▶ _DATA LISTING_

● ● ● ●

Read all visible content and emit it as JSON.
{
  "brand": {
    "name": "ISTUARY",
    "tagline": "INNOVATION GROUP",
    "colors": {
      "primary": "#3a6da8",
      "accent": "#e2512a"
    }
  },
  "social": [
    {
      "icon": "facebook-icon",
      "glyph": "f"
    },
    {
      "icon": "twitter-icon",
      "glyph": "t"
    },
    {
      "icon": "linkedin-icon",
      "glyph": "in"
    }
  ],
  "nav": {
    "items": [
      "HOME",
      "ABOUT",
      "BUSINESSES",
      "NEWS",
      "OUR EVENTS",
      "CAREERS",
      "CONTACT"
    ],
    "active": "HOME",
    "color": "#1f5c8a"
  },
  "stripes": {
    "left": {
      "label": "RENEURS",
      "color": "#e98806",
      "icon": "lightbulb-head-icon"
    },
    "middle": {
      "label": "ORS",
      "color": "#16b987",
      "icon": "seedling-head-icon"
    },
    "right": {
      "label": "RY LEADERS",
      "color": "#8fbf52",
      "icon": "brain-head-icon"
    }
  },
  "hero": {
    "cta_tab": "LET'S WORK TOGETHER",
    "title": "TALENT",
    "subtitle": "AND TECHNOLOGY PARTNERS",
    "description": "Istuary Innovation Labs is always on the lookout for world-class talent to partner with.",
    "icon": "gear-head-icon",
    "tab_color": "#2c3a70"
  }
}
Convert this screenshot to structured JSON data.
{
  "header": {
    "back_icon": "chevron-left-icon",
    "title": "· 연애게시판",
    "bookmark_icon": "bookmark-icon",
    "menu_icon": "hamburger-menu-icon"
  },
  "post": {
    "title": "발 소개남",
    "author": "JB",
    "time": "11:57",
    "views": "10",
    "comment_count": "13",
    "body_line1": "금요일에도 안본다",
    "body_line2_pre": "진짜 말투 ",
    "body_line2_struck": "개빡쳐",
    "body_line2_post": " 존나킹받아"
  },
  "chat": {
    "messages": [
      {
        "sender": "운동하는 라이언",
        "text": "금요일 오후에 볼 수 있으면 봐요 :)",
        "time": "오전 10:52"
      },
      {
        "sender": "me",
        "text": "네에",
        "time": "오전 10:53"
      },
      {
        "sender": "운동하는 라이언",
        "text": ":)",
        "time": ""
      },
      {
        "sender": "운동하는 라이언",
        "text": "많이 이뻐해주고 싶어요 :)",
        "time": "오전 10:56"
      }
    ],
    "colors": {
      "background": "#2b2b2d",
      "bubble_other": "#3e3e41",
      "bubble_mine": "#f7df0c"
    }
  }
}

● ● ● ●

▶ _GIVEN EXERCISE_
The lines above should be duplicated exactly.

▶ _REPLY_
Read all visible content and emit it as JSON.
{
  "brand": {
    "name": "ISTUARY",
    "tagline": "INNOVATION GROUP",
    "colors": {
      "primary": "#3a6da8",
      "accent": "#e2512a"
    }
  },
  "social": [
    {
      "icon": "facebook-icon",
      "glyph": "f"
    },
    {
      "icon": "twitter-icon",
      "glyph": "t"
    },
    {
      "icon": "linkedin-icon",
      "glyph": "in"
    }
  ],
  "nav": {
    "items": [
      "HOME",
      "ABOUT",
      "BUSINESSES",
      "NEWS",
      "OUR EVENTS",
      "CAREERS",
      "CONTACT"
    ],
    "active": "HOME",
    "color": "#1f5c8a"
  },
  "stripes": {
    "left": {
      "label": "RENEURS",
      "color": "#e98806",
      "icon": "lightbulb-head-icon"
    },
    "middle": {
      "label": "ORS",
      "color": "#16b987",
      "icon": "seedling-head-icon"
    },
    "right": {
      "label": "RY LEADERS",
      "color": "#8fbf52",
      "icon": "brain-head-icon"
    }
  },
  "hero": {
    "cta_tab": "LET'S WORK TOGETHER",
    "title": "TALENT",
    "subtitle": "AND TECHNOLOGY PARTNERS",
    "description": "Istuary Innovation Labs is always on the lookout for world-class talent to partner with.",
    "icon": "gear-head-icon",
    "tab_color": "#2c3a70"
  }
}
Convert this screenshot to structured JSON data.
{
  "header": {
    "back_icon": "chevron-left-icon",
    "title": "· 연애게시판",
    "bookmark_icon": "bookmark-icon",
    "menu_icon": "hamburger-menu-icon"
  },
  "post": {
    "title": "발 소개남",
    "author": "JB",
    "time": "11:57",
    "views": "10",
    "comment_count": "13",
    "body_line1": "금요일에도 안본다",
    "body_line2_pre": "진짜 말투 ",
    "body_line2_struck": "개빡쳐",
    "body_line2_post": " 존나킹받아"
  },
  "chat": {
    "messages": [
      {
        "sender": "운동하는 라이언",
        "text": "금요일 오후에 볼 수 있으면 봐요 :)",
        "time": "오전 10:52"
      },
      {
        "sender": "me",
        "text": "네에",
        "time": "오전 10:53"
      },
      {
        "sender": "운동하는 라이언",
        "text": ":)",
        "time": ""
      },
      {
        "sender": "운동하는 라이언",
        "text": "많이 이뻐해주고 싶어요 :)",
        "time": "오전 10:56"
      }
    ],
    "colors": {
      "background": "#2b2b2d",
      "bubble_other": "#3e3e41",
      "bubble_mine": "#f7df0c"
    }
  }
}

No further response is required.